- _Brief_: Collect each line containing "panel".

Start

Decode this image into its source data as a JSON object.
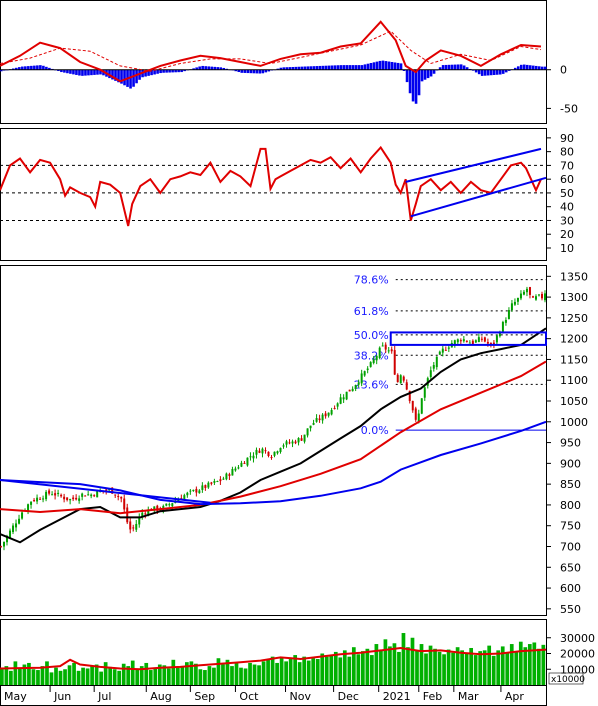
{
  "chart_data": [
    {
      "type": "line",
      "panel": "macd",
      "y_ticks": [
        "0",
        "-50"
      ],
      "series": [
        {
          "color": "#e00000",
          "style": "solid",
          "x": [
            0,
            20,
            40,
            60,
            80,
            100,
            120,
            140,
            160,
            180,
            200,
            220,
            240,
            260,
            280,
            300,
            320,
            340,
            360,
            380,
            395,
            405,
            415,
            425,
            440,
            460,
            480,
            500,
            520,
            540
          ],
          "values": [
            5,
            18,
            35,
            28,
            10,
            0,
            -15,
            -5,
            5,
            12,
            18,
            15,
            10,
            5,
            14,
            20,
            22,
            30,
            34,
            62,
            38,
            5,
            -3,
            12,
            25,
            18,
            5,
            20,
            32,
            30
          ]
        },
        {
          "color": "#e00000",
          "style": "dashed",
          "x": [
            0,
            30,
            60,
            90,
            120,
            150,
            180,
            210,
            240,
            270,
            300,
            330,
            360,
            390,
            410,
            430,
            460,
            490,
            520,
            540
          ],
          "values": [
            8,
            15,
            28,
            24,
            5,
            -2,
            8,
            14,
            14,
            8,
            16,
            24,
            32,
            50,
            25,
            8,
            20,
            12,
            30,
            26
          ]
        },
        {
          "color": "#0000ee",
          "style": "histogram",
          "x": [
            0,
            20,
            40,
            60,
            80,
            100,
            120,
            130,
            140,
            160,
            180,
            200,
            220,
            240,
            260,
            280,
            300,
            320,
            340,
            360,
            380,
            400,
            410,
            415,
            420,
            430,
            440,
            460,
            480,
            500,
            520,
            540
          ],
          "values": [
            -2,
            4,
            6,
            -3,
            -8,
            -6,
            -18,
            -25,
            -10,
            -4,
            -3,
            5,
            3,
            -4,
            -5,
            3,
            4,
            5,
            6,
            6,
            12,
            8,
            -40,
            -45,
            -15,
            -8,
            6,
            7,
            -8,
            -6,
            7,
            4
          ]
        }
      ],
      "ylim": [
        -65,
        85
      ]
    },
    {
      "type": "line",
      "panel": "rsi",
      "y_ticks": [
        "90",
        "80",
        "70",
        "60",
        "50",
        "40",
        "30",
        "20",
        "10"
      ],
      "ylim": [
        2,
        95
      ],
      "guide_levels": [
        70,
        50,
        30
      ],
      "series": [
        {
          "color": "#e00000",
          "x": [
            0,
            10,
            20,
            30,
            40,
            50,
            60,
            65,
            70,
            80,
            90,
            95,
            100,
            110,
            120,
            128,
            132,
            140,
            150,
            160,
            170,
            180,
            190,
            200,
            210,
            220,
            230,
            240,
            250,
            260,
            265,
            270,
            275,
            280,
            290,
            300,
            310,
            320,
            330,
            340,
            350,
            360,
            370,
            380,
            390,
            395,
            400,
            405,
            410,
            415,
            420,
            430,
            440,
            450,
            460,
            470,
            480,
            490,
            500,
            510,
            520,
            525,
            530,
            535,
            540
          ],
          "values": [
            52,
            70,
            75,
            65,
            74,
            72,
            60,
            48,
            54,
            50,
            47,
            40,
            58,
            56,
            50,
            26,
            42,
            55,
            60,
            50,
            60,
            62,
            65,
            63,
            72,
            58,
            66,
            62,
            55,
            82,
            82,
            53,
            60,
            62,
            66,
            70,
            74,
            72,
            76,
            68,
            75,
            65,
            75,
            83,
            72,
            56,
            50,
            60,
            30,
            42,
            55,
            60,
            52,
            58,
            50,
            58,
            52,
            50,
            60,
            70,
            72,
            68,
            60,
            52,
            60
          ]
        },
        {
          "color": "#0000ee",
          "role": "channel",
          "x": [
            405,
            540
          ],
          "values": [
            58,
            82
          ]
        },
        {
          "color": "#0000ee",
          "role": "channel",
          "x": [
            410,
            545
          ],
          "values": [
            33,
            61
          ]
        }
      ]
    },
    {
      "type": "candlestick",
      "panel": "price",
      "y_ticks": [
        "1350",
        "1300",
        "1250",
        "1200",
        "1150",
        "1100",
        "1050",
        "1000",
        "950",
        "900",
        "850",
        "800",
        "750",
        "700",
        "650",
        "600",
        "550"
      ],
      "ylim": [
        540,
        1370
      ],
      "fib_levels": [
        {
          "label": "78.6%",
          "value": 1342
        },
        {
          "label": "61.8%",
          "value": 1267
        },
        {
          "label": "50.0%",
          "value": 1209
        },
        {
          "label": "38.2%",
          "value": 1160
        },
        {
          "label": "23.6%",
          "value": 1090
        },
        {
          "label": "0.0%",
          "value": 980
        }
      ],
      "close": {
        "x": [
          0,
          10,
          20,
          30,
          40,
          50,
          60,
          70,
          80,
          90,
          100,
          110,
          120,
          128,
          133,
          140,
          150,
          160,
          170,
          180,
          190,
          200,
          210,
          220,
          230,
          240,
          250,
          260,
          270,
          280,
          290,
          300,
          310,
          320,
          330,
          340,
          350,
          360,
          370,
          380,
          385,
          390,
          395,
          400,
          405,
          410,
          415,
          420,
          430,
          440,
          450,
          460,
          470,
          480,
          490,
          500,
          510,
          520,
          525,
          530,
          535,
          540,
          545
        ],
        "values": [
          700,
          740,
          780,
          810,
          820,
          830,
          820,
          812,
          825,
          825,
          835,
          835,
          815,
          740,
          745,
          780,
          790,
          790,
          805,
          820,
          830,
          840,
          850,
          860,
          880,
          900,
          920,
          935,
          920,
          945,
          950,
          960,
          995,
          1010,
          1030,
          1060,
          1080,
          1110,
          1140,
          1180,
          1175,
          1165,
          1090,
          1120,
          1080,
          1040,
          990,
          1060,
          1130,
          1170,
          1190,
          1200,
          1190,
          1200,
          1180,
          1230,
          1280,
          1305,
          1320,
          1290,
          1300,
          1300,
          1320
        ]
      },
      "series": [
        {
          "name": "",
          "color": "#000000",
          "x": [
            0,
            20,
            40,
            60,
            80,
            100,
            120,
            140,
            160,
            180,
            200,
            220,
            240,
            260,
            280,
            300,
            320,
            340,
            360,
            380,
            400,
            420,
            440,
            460,
            480,
            500,
            520,
            545
          ],
          "values": [
            730,
            710,
            740,
            765,
            790,
            795,
            770,
            770,
            785,
            790,
            795,
            810,
            830,
            860,
            880,
            900,
            930,
            960,
            990,
            1030,
            1060,
            1080,
            1120,
            1150,
            1165,
            1175,
            1185,
            1225
          ]
        },
        {
          "name": "",
          "color": "#e00000",
          "x": [
            0,
            40,
            80,
            120,
            160,
            200,
            240,
            280,
            320,
            360,
            400,
            440,
            480,
            520,
            545
          ],
          "values": [
            790,
            783,
            790,
            780,
            790,
            800,
            820,
            845,
            875,
            910,
            975,
            1030,
            1070,
            1110,
            1145
          ]
        },
        {
          "name": "",
          "color": "#0000ee",
          "x": [
            0,
            40,
            80,
            120,
            160,
            200,
            240,
            280,
            320,
            360,
            380,
            400,
            440,
            480,
            520,
            545
          ],
          "values": [
            860,
            855,
            850,
            835,
            812,
            802,
            804,
            809,
            822,
            840,
            856,
            885,
            920,
            948,
            978,
            1000
          ]
        },
        {
          "name": "",
          "color": "#0000ee",
          "role": "trendline",
          "x": [
            0,
            210
          ],
          "values": [
            860,
            805
          ]
        }
      ],
      "annotations": [
        {
          "type": "box",
          "x": [
            390,
            545
          ],
          "y": [
            1185,
            1215
          ],
          "color": "#0000ee"
        },
        {
          "type": "hline",
          "x": [
            400,
            545
          ],
          "y": 980,
          "color": "#0000ee"
        }
      ]
    },
    {
      "type": "bar",
      "panel": "volume",
      "y_ticks": [
        "30000",
        "20000",
        "10000"
      ],
      "unit_label": "x10000",
      "ylim": [
        0,
        40000
      ],
      "bar_color": "#00b000",
      "bar_values": [
        10000,
        12000,
        9000,
        15000,
        11000,
        13000,
        14000,
        10000,
        9500,
        12000,
        15000,
        8000,
        11000,
        9000,
        10000,
        12500,
        14000,
        9000,
        11000,
        10500,
        12000,
        13000,
        8500,
        14500,
        11500,
        10000,
        9000,
        13500,
        12000,
        15500,
        10000,
        12000,
        14000,
        9500,
        11000,
        13000,
        12500,
        10500,
        16000,
        11000,
        12000,
        14500,
        15000,
        13500,
        10000,
        9500,
        12000,
        11000,
        17000,
        13000,
        16000,
        12000,
        14000,
        11000,
        10500,
        14000,
        13000,
        12500,
        15000,
        16000,
        18000,
        14000,
        17500,
        15000,
        16500,
        19000,
        14500,
        18000,
        15500,
        17000,
        16500,
        20000,
        18000,
        19000,
        21000,
        17500,
        22000,
        18000,
        24000,
        19500,
        21500,
        23000,
        19000,
        26000,
        22000,
        29000,
        24500,
        26500,
        21000,
        33000,
        24000,
        30000,
        22000,
        26000,
        20000,
        25000,
        23000,
        21000,
        19500,
        22500,
        20500,
        24000,
        22000,
        20000,
        23500,
        19000,
        21500,
        22000,
        25000,
        18500,
        22000,
        24500,
        20000,
        26000,
        21000,
        27500,
        24000,
        26000,
        27000,
        23000,
        25500
      ],
      "ma_x": [
        0,
        40,
        60,
        70,
        80,
        100,
        120,
        140,
        160,
        180,
        200,
        220,
        240,
        260,
        280,
        300,
        320,
        340,
        360,
        380,
        400,
        420,
        440,
        460,
        480,
        500,
        520,
        545
      ],
      "ma_values": [
        10500,
        11000,
        12000,
        16000,
        13000,
        11500,
        10500,
        10000,
        11000,
        11500,
        12500,
        13500,
        14500,
        15500,
        17500,
        16500,
        18000,
        19500,
        20500,
        22000,
        23500,
        21500,
        22000,
        20500,
        19500,
        20000,
        21500,
        22500
      ]
    }
  ],
  "x_axis": {
    "months": [
      "May",
      "Jun",
      "Jul",
      "Aug",
      "Sep",
      "Oct",
      "Nov",
      "Dec",
      "2021",
      "Feb",
      "Mar",
      "Apr"
    ]
  }
}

End

- _Response to this task_:
      "panel": "macd",
      "panel": "rsi",
      "panel": "price",
      "panel": "volume",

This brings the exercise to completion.